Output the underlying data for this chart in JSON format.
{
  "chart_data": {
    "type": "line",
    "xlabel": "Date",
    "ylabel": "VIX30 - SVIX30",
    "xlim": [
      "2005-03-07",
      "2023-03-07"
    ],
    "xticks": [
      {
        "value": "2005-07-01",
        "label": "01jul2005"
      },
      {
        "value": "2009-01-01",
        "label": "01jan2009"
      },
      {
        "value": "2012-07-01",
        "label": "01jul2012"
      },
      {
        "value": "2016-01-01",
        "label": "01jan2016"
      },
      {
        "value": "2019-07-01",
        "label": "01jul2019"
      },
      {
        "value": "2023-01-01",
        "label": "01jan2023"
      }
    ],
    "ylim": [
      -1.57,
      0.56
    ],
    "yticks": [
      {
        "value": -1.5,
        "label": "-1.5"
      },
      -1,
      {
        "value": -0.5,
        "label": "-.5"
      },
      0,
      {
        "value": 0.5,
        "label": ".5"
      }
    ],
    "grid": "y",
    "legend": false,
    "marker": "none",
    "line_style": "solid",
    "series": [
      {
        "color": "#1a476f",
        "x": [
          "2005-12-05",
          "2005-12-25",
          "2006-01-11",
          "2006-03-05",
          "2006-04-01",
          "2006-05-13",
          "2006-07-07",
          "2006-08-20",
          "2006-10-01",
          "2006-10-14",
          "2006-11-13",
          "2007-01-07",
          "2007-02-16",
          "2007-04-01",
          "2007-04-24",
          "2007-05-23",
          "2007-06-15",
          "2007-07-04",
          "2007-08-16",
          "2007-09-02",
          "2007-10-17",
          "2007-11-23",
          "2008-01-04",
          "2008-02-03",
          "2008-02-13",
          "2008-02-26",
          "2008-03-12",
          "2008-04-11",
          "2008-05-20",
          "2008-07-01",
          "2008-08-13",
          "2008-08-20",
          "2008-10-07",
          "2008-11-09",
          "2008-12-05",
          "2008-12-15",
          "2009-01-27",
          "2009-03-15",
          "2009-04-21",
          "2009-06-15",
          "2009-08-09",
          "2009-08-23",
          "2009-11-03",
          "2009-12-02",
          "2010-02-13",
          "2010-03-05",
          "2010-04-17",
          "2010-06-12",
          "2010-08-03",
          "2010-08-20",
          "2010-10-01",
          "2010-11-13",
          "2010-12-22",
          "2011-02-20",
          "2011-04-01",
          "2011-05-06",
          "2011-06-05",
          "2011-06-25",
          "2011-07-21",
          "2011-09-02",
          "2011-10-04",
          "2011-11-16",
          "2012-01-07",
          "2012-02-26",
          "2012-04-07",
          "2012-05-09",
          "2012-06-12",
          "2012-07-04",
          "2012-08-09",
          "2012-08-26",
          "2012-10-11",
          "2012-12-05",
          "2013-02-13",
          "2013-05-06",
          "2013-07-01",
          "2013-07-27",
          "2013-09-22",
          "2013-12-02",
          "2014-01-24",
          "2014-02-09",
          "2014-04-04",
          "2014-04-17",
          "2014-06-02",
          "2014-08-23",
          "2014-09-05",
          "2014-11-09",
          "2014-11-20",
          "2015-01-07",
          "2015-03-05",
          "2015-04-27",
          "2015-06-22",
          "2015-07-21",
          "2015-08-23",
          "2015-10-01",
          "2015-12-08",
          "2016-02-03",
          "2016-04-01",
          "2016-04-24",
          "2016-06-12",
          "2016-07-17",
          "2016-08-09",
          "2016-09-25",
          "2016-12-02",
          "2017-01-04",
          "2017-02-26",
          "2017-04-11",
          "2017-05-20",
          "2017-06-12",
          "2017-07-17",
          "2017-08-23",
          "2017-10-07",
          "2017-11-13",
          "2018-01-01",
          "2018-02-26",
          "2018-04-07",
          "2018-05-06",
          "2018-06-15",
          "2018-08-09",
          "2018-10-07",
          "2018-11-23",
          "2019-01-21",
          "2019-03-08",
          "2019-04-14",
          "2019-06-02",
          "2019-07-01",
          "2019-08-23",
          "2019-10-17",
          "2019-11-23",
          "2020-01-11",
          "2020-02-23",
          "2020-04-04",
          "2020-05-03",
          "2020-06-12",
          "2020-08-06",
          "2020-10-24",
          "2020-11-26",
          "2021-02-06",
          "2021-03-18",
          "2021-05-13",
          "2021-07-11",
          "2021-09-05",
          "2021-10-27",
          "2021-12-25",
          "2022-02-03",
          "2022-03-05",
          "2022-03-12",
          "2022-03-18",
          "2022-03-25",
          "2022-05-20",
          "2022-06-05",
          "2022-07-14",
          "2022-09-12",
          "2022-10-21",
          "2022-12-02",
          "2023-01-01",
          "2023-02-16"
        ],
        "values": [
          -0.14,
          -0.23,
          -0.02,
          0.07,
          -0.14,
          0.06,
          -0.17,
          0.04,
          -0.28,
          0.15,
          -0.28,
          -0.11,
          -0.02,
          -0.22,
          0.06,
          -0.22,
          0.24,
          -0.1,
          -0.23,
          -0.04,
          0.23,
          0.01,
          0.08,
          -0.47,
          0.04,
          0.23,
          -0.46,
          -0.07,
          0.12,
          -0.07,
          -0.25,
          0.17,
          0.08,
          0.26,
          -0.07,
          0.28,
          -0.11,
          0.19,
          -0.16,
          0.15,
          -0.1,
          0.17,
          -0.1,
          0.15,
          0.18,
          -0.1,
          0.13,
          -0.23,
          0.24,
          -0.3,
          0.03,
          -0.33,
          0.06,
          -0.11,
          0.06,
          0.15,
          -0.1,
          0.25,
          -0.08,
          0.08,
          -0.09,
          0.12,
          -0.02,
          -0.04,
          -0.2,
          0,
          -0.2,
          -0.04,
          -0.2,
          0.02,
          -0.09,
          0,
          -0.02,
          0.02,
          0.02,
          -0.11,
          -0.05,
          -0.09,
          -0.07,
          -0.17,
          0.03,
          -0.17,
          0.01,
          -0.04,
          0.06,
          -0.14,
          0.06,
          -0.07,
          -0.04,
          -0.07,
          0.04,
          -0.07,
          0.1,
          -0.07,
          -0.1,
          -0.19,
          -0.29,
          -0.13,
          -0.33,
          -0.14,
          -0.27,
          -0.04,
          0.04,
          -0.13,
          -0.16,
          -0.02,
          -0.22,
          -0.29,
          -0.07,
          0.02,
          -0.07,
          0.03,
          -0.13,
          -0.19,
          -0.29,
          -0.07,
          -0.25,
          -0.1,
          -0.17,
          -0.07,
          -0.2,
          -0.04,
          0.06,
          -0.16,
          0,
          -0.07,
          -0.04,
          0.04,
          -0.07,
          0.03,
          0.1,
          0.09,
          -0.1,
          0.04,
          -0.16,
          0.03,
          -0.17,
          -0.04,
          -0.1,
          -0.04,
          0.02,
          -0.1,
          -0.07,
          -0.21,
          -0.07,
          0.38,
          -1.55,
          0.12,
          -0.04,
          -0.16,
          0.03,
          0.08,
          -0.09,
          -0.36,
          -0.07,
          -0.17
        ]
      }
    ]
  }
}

▶ [Task brief] Give back the whole listing exactly as it reads.

▶ [Result below]
Output the underlying data for this chart in JSON format.
{
  "chart_data": {
    "type": "line",
    "xlabel": "Date",
    "ylabel": "VIX30 - SVIX30",
    "xlim": [
      "2005-03-07",
      "2023-03-07"
    ],
    "xticks": [
      {
        "value": "2005-07-01",
        "label": "01jul2005"
      },
      {
        "value": "2009-01-01",
        "label": "01jan2009"
      },
      {
        "value": "2012-07-01",
        "label": "01jul2012"
      },
      {
        "value": "2016-01-01",
        "label": "01jan2016"
      },
      {
        "value": "2019-07-01",
        "label": "01jul2019"
      },
      {
        "value": "2023-01-01",
        "label": "01jan2023"
      }
    ],
    "ylim": [
      -1.57,
      0.56
    ],
    "yticks": [
      {
        "value": -1.5,
        "label": "-1.5"
      },
      -1,
      {
        "value": -0.5,
        "label": "-.5"
      },
      0,
      {
        "value": 0.5,
        "label": ".5"
      }
    ],
    "grid": "y",
    "legend": false,
    "marker": "none",
    "line_style": "solid",
    "series": [
      {
        "color": "#1a476f",
        "x": [
          "2005-12-05",
          "2005-12-25",
          "2006-01-11",
          "2006-03-05",
          "2006-04-01",
          "2006-05-13",
          "2006-07-07",
          "2006-08-20",
          "2006-10-01",
          "2006-10-14",
          "2006-11-13",
          "2007-01-07",
          "2007-02-16",
          "2007-04-01",
          "2007-04-24",
          "2007-05-23",
          "2007-06-15",
          "2007-07-04",
          "2007-08-16",
          "2007-09-02",
          "2007-10-17",
          "2007-11-23",
          "2008-01-04",
          "2008-02-03",
          "2008-02-13",
          "2008-02-26",
          "2008-03-12",
          "2008-04-11",
          "2008-05-20",
          "2008-07-01",
          "2008-08-13",
          "2008-08-20",
          "2008-10-07",
          "2008-11-09",
          "2008-12-05",
          "2008-12-15",
          "2009-01-27",
          "2009-03-15",
          "2009-04-21",
          "2009-06-15",
          "2009-08-09",
          "2009-08-23",
          "2009-11-03",
          "2009-12-02",
          "2010-02-13",
          "2010-03-05",
          "2010-04-17",
          "2010-06-12",
          "2010-08-03",
          "2010-08-20",
          "2010-10-01",
          "2010-11-13",
          "2010-12-22",
          "2011-02-20",
          "2011-04-01",
          "2011-05-06",
          "2011-06-05",
          "2011-06-25",
          "2011-07-21",
          "2011-09-02",
          "2011-10-04",
          "2011-11-16",
          "2012-01-07",
          "2012-02-26",
          "2012-04-07",
          "2012-05-09",
          "2012-06-12",
          "2012-07-04",
          "2012-08-09",
          "2012-08-26",
          "2012-10-11",
          "2012-12-05",
          "2013-02-13",
          "2013-05-06",
          "2013-07-01",
          "2013-07-27",
          "2013-09-22",
          "2013-12-02",
          "2014-01-24",
          "2014-02-09",
          "2014-04-04",
          "2014-04-17",
          "2014-06-02",
          "2014-08-23",
          "2014-09-05",
          "2014-11-09",
          "2014-11-20",
          "2015-01-07",
          "2015-03-05",
          "2015-04-27",
          "2015-06-22",
          "2015-07-21",
          "2015-08-23",
          "2015-10-01",
          "2015-12-08",
          "2016-02-03",
          "2016-04-01",
          "2016-04-24",
          "2016-06-12",
          "2016-07-17",
          "2016-08-09",
          "2016-09-25",
          "2016-12-02",
          "2017-01-04",
          "2017-02-26",
          "2017-04-11",
          "2017-05-20",
          "2017-06-12",
          "2017-07-17",
          "2017-08-23",
          "2017-10-07",
          "2017-11-13",
          "2018-01-01",
          "2018-02-26",
          "2018-04-07",
          "2018-05-06",
          "2018-06-15",
          "2018-08-09",
          "2018-10-07",
          "2018-11-23",
          "2019-01-21",
          "2019-03-08",
          "2019-04-14",
          "2019-06-02",
          "2019-07-01",
          "2019-08-23",
          "2019-10-17",
          "2019-11-23",
          "2020-01-11",
          "2020-02-23",
          "2020-04-04",
          "2020-05-03",
          "2020-06-12",
          "2020-08-06",
          "2020-10-24",
          "2020-11-26",
          "2021-02-06",
          "2021-03-18",
          "2021-05-13",
          "2021-07-11",
          "2021-09-05",
          "2021-10-27",
          "2021-12-25",
          "2022-02-03",
          "2022-03-05",
          "2022-03-12",
          "2022-03-18",
          "2022-03-25",
          "2022-05-20",
          "2022-06-05",
          "2022-07-14",
          "2022-09-12",
          "2022-10-21",
          "2022-12-02",
          "2023-01-01",
          "2023-02-16"
        ],
        "values": [
          -0.14,
          -0.23,
          -0.02,
          0.07,
          -0.14,
          0.06,
          -0.17,
          0.04,
          -0.28,
          0.15,
          -0.28,
          -0.11,
          -0.02,
          -0.22,
          0.06,
          -0.22,
          0.24,
          -0.1,
          -0.23,
          -0.04,
          0.23,
          0.01,
          0.08,
          -0.47,
          0.04,
          0.23,
          -0.46,
          -0.07,
          0.12,
          -0.07,
          -0.25,
          0.17,
          0.08,
          0.26,
          -0.07,
          0.28,
          -0.11,
          0.19,
          -0.16,
          0.15,
          -0.1,
          0.17,
          -0.1,
          0.15,
          0.18,
          -0.1,
          0.13,
          -0.23,
          0.24,
          -0.3,
          0.03,
          -0.33,
          0.06,
          -0.11,
          0.06,
          0.15,
          -0.1,
          0.25,
          -0.08,
          0.08,
          -0.09,
          0.12,
          -0.02,
          -0.04,
          -0.2,
          0,
          -0.2,
          -0.04,
          -0.2,
          0.02,
          -0.09,
          0,
          -0.02,
          0.02,
          0.02,
          -0.11,
          -0.05,
          -0.09,
          -0.07,
          -0.17,
          0.03,
          -0.17,
          0.01,
          -0.04,
          0.06,
          -0.14,
          0.06,
          -0.07,
          -0.04,
          -0.07,
          0.04,
          -0.07,
          0.1,
          -0.07,
          -0.1,
          -0.19,
          -0.29,
          -0.13,
          -0.33,
          -0.14,
          -0.27,
          -0.04,
          0.04,
          -0.13,
          -0.16,
          -0.02,
          -0.22,
          -0.29,
          -0.07,
          0.02,
          -0.07,
          0.03,
          -0.13,
          -0.19,
          -0.29,
          -0.07,
          -0.25,
          -0.1,
          -0.17,
          -0.07,
          -0.2,
          -0.04,
          0.06,
          -0.16,
          0,
          -0.07,
          -0.04,
          0.04,
          -0.07,
          0.03,
          0.1,
          0.09,
          -0.1,
          0.04,
          -0.16,
          0.03,
          -0.17,
          -0.04,
          -0.1,
          -0.04,
          0.02,
          -0.1,
          -0.07,
          -0.21,
          -0.07,
          0.38,
          -1.55,
          0.12,
          -0.04,
          -0.16,
          0.03,
          0.08,
          -0.09,
          -0.36,
          -0.07,
          -0.17
        ]
      }
    ]
  }
}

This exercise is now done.